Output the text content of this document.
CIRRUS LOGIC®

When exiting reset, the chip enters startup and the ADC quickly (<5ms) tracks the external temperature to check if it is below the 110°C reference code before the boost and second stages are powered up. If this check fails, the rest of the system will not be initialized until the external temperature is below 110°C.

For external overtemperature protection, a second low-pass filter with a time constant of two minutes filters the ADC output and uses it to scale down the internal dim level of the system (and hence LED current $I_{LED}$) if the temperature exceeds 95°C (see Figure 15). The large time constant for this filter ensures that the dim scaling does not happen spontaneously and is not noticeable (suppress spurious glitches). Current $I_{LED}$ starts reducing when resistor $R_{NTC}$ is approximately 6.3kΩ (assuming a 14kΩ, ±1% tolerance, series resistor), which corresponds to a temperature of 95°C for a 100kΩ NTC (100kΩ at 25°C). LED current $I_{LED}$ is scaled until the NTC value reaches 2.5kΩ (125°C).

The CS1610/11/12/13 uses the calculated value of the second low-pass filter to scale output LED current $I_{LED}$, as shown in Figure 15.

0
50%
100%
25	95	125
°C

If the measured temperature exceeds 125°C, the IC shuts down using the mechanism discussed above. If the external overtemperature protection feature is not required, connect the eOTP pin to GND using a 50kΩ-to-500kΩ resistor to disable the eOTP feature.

» **Set exercise**
Reproduce the data shown above exactly.

» **Solution to the problem**
Output the text content of this document.
CIRRUS LOGIC®

When exiting reset, the chip enters startup and the ADC quickly (<5ms) tracks the external temperature to check if it is below the 110°C reference code before the boost and second stages are powered up. If this check fails, the rest of the system will not be initialized until the external temperature is below 110°C.

For external overtemperature protection, a second low-pass filter with a time constant of two minutes filters the ADC output and uses it to scale down the internal dim level of the system (and hence LED current $I_{LED}$) if the temperature exceeds 95°C (see Figure 15). The large time constant for this filter ensures that the dim scaling does not happen spontaneously and is not noticeable (suppress spurious glitches). Current $I_{LED}$ starts reducing when resistor $R_{NTC}$ is approximately 6.3kΩ (assuming a 14kΩ, ±1% tolerance, series resistor), which corresponds to a temperature of 95°C for a 100kΩ NTC (100kΩ at 25°C). LED current $I_{LED}$ is scaled until the NTC value reaches 2.5kΩ (125°C).

The CS1610/11/12/13 uses the calculated value of the second low-pass filter to scale output LED current $I_{LED}$, as shown in Figure 15.

0
50%
100%
25	95	125
°C

If the measured temperature exceeds 125°C, the IC shuts down using the mechanism discussed above. If the external overtemperature protection feature is not required, connect the eOTP pin to GND using a 50kΩ-to-500kΩ resistor to disable the eOTP feature.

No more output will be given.